REQUIRED WORK
Copy out each line of the material below with no changes.

RECORDS
....................
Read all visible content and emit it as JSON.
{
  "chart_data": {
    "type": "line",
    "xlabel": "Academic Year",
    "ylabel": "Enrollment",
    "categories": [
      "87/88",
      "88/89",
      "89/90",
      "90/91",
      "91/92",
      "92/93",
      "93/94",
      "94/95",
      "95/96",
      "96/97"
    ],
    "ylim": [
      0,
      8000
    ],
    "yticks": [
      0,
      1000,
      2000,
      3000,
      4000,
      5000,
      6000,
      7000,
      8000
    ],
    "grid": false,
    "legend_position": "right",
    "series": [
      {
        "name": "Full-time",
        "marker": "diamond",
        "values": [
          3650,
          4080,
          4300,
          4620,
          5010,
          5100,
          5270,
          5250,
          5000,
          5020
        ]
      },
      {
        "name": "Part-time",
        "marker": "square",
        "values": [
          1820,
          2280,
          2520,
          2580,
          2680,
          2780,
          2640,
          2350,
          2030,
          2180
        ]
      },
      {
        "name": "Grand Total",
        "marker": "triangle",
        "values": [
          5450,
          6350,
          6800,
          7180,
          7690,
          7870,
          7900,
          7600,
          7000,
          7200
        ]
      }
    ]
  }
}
....................
EXPECTED ANSWER
Read all visible content and emit it as JSON.
{
  "chart_data": {
    "type": "line",
    "xlabel": "Academic Year",
    "ylabel": "Enrollment",
    "categories": [
      "87/88",
      "88/89",
      "89/90",
      "90/91",
      "91/92",
      "92/93",
      "93/94",
      "94/95",
      "95/96",
      "96/97"
    ],
    "ylim": [
      0,
      8000
    ],
    "yticks": [
      0,
      1000,
      2000,
      3000,
      4000,
      5000,
      6000,
      7000,
      8000
    ],
    "grid": false,
    "legend_position": "right",
    "series": [
      {
        "name": "Full-time",
        "marker": "diamond",
        "values": [
          3650,
          4080,
          4300,
          4620,
          5010,
          5100,
          5270,
          5250,
          5000,
          5020
        ]
      },
      {
        "name": "Part-time",
        "marker": "square",
        "values": [
          1820,
          2280,
          2520,
          2580,
          2680,
          2780,
          2640,
          2350,
          2030,
          2180
        ]
      },
      {
        "name": "Grand Total",
        "marker": "triangle",
        "values": [
          5450,
          6350,
          6800,
          7180,
          7690,
          7870,
          7900,
          7600,
          7000,
          7200
        ]
      }
    ]
  }
}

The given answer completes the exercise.